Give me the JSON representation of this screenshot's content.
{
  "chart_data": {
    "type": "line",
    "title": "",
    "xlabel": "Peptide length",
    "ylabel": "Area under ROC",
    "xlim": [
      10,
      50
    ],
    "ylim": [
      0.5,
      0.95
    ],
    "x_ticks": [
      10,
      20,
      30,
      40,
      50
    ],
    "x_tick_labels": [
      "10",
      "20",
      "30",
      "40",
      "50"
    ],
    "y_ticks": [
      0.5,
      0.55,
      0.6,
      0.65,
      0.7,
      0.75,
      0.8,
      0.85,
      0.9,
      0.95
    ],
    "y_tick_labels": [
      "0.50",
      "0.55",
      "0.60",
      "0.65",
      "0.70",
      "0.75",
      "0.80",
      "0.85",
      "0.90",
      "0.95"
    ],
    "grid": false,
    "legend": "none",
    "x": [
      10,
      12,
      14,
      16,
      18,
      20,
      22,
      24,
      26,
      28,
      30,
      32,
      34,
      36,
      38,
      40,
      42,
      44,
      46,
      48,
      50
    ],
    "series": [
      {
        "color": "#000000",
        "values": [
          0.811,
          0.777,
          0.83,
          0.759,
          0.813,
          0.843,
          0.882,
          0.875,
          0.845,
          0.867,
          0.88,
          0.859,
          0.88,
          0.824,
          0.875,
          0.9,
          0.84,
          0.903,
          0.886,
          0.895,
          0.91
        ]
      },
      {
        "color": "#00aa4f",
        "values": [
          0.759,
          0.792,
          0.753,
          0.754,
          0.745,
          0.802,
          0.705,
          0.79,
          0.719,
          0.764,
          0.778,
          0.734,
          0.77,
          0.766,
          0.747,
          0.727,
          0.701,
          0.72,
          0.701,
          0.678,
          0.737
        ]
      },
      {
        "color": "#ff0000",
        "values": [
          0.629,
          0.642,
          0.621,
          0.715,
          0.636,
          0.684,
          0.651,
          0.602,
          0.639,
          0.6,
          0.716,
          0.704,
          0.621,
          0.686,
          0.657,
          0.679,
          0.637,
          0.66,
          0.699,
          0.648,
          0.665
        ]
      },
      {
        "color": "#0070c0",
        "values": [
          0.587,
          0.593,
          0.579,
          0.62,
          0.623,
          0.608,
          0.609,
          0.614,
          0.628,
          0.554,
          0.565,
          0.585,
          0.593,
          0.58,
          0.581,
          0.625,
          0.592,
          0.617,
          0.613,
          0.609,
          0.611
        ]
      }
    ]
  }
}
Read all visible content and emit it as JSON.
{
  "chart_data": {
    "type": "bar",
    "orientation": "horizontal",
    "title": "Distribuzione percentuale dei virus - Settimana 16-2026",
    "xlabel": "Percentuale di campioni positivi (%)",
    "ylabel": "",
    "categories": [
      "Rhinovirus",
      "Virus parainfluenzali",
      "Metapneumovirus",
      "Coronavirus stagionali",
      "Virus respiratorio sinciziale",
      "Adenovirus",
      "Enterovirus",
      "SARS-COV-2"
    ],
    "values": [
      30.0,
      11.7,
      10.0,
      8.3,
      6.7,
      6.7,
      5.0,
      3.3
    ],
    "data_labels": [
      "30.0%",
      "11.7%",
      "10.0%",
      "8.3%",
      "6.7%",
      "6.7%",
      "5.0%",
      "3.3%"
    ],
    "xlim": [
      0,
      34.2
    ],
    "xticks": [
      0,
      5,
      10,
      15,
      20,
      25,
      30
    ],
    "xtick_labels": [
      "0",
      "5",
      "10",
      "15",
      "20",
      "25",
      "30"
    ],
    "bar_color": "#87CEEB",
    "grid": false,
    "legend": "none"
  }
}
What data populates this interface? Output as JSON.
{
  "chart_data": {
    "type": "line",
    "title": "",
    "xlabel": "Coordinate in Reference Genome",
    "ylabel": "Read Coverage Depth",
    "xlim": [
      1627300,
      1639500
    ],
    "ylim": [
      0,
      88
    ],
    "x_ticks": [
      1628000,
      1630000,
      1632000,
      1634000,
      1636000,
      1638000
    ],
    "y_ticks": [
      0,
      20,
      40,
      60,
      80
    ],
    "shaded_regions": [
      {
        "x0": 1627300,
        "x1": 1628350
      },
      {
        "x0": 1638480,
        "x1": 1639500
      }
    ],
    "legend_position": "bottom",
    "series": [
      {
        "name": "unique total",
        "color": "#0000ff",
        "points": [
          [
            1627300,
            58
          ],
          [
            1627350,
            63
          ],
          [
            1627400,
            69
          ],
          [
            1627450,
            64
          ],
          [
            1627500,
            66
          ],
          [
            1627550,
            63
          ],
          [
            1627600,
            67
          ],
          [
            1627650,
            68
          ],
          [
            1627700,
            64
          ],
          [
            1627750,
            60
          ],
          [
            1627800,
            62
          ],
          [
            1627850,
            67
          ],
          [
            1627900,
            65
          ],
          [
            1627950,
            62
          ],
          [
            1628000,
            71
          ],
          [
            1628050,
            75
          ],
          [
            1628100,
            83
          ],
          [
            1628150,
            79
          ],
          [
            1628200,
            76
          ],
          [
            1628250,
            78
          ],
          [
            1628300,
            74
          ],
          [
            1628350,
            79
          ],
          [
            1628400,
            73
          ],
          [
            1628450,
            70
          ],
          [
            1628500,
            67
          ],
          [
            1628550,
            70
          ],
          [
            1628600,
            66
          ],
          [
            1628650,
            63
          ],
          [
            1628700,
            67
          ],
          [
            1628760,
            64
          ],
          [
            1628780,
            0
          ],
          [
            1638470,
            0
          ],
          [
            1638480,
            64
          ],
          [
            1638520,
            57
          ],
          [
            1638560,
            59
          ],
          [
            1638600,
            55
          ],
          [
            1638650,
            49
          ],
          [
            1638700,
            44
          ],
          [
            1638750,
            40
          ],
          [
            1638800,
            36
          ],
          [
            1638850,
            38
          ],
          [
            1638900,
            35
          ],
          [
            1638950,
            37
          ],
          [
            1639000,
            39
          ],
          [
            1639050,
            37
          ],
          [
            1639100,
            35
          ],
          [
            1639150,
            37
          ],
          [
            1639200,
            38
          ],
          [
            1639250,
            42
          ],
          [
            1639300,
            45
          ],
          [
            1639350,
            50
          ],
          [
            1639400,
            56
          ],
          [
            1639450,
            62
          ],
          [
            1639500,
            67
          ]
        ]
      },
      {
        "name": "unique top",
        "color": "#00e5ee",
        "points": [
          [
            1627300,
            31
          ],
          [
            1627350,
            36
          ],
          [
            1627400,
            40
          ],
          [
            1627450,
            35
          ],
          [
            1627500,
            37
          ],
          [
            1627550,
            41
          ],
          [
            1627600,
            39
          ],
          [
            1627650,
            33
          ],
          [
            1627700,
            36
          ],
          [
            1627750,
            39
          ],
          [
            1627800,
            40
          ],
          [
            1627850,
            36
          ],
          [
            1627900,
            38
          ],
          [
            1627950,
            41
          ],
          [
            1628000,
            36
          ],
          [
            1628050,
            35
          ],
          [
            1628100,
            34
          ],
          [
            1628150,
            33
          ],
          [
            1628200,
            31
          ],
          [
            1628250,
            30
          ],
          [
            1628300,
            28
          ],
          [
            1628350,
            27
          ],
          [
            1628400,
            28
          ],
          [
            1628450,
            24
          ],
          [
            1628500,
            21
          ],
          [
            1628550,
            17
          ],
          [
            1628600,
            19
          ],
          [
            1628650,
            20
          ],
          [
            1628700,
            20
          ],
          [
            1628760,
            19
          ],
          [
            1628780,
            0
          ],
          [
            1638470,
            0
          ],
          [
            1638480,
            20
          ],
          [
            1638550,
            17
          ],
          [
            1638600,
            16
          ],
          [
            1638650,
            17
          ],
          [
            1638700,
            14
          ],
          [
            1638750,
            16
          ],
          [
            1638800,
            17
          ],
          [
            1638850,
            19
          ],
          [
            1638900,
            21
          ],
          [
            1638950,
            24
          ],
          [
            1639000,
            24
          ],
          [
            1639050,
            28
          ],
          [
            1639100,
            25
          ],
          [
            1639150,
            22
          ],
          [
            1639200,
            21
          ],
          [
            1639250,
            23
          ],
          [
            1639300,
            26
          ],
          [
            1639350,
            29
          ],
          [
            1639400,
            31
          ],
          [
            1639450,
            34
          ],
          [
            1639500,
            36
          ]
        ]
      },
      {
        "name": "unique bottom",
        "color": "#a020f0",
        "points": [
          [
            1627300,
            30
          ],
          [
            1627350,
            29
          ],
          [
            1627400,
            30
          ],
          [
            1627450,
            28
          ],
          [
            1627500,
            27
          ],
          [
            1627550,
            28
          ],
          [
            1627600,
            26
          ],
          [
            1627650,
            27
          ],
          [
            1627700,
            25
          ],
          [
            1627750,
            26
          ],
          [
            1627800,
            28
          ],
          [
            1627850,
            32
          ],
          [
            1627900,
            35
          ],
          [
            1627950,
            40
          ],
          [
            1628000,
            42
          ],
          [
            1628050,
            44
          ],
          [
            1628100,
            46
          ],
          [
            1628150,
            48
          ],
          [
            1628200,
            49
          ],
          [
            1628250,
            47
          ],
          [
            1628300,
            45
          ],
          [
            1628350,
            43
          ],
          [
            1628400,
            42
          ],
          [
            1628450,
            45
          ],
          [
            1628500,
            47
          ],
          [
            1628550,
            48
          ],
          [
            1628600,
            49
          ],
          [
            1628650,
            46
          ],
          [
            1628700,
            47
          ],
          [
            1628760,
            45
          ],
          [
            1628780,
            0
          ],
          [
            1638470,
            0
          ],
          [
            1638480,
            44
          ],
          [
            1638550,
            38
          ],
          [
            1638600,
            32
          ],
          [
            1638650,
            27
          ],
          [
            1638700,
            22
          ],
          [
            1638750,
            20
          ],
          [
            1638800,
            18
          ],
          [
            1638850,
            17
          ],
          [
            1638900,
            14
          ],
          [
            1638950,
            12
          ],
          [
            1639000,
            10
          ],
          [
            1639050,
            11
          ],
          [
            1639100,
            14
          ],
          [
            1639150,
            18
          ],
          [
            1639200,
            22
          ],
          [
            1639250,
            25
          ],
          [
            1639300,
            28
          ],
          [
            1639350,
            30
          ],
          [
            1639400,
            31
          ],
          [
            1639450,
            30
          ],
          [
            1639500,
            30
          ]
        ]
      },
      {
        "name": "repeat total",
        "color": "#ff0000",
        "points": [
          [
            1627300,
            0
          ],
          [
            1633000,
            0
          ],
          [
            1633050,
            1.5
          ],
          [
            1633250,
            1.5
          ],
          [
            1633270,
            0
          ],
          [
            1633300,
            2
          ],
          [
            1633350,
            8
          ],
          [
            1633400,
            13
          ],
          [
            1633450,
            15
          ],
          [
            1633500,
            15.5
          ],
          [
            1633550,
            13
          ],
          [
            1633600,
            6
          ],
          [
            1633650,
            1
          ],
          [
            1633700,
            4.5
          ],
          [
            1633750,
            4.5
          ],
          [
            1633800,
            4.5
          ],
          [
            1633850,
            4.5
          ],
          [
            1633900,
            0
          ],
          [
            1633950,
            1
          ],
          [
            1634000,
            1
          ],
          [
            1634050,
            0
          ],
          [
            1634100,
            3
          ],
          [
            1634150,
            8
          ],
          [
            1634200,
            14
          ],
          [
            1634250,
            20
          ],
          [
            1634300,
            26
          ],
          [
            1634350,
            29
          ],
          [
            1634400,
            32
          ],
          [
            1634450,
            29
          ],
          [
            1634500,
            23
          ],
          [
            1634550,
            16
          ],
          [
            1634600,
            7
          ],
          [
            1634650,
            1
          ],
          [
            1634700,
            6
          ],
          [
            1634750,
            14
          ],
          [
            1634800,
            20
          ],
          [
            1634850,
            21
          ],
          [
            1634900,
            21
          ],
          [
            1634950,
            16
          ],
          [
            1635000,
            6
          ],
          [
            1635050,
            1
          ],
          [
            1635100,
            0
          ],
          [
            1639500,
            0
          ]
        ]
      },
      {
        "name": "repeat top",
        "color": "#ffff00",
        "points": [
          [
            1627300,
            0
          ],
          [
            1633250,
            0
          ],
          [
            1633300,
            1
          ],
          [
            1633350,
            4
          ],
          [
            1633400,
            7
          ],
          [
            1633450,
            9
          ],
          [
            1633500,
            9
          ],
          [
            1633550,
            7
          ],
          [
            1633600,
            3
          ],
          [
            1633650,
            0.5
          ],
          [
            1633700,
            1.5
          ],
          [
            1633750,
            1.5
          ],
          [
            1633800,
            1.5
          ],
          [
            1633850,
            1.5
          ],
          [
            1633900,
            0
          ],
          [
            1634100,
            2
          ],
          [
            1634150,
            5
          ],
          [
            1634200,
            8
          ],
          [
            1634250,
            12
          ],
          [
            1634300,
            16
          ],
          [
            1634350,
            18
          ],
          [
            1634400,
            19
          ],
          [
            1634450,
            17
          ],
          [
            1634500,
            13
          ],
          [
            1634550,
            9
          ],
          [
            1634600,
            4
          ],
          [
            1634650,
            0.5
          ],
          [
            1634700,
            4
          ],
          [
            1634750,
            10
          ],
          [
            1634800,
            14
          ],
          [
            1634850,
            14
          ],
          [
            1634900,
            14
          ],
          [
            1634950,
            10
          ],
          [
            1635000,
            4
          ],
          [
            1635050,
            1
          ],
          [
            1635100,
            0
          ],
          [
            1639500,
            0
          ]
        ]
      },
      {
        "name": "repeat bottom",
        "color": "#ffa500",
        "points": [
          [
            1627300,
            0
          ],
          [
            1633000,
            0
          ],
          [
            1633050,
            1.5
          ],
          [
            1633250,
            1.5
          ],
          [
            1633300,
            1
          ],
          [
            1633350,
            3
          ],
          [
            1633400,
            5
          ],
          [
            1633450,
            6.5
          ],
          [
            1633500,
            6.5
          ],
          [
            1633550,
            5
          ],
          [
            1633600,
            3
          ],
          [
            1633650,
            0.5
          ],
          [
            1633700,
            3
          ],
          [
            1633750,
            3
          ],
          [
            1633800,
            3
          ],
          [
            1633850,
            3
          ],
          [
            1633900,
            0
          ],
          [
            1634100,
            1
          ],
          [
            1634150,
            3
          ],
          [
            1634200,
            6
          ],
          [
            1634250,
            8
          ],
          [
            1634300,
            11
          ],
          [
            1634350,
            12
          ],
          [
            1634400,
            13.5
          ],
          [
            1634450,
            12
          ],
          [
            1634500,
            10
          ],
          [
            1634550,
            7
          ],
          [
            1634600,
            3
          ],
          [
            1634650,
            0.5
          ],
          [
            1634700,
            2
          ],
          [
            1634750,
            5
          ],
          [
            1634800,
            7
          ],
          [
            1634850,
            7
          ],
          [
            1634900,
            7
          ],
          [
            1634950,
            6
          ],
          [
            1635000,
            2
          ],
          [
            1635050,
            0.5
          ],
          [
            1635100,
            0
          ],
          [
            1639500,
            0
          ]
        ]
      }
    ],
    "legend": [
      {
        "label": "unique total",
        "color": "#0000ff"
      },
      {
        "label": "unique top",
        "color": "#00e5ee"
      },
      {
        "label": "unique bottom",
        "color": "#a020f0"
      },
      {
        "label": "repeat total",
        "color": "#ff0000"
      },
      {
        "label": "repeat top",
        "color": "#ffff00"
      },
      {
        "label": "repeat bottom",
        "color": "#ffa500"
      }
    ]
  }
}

• • • • • • •

*What to produce*. Where a line above contains the string "total", copy that line.

*Your solution*.
        "name": "unique total",
        "name": "repeat total",
        "label": "unique total",
        "label": "repeat total",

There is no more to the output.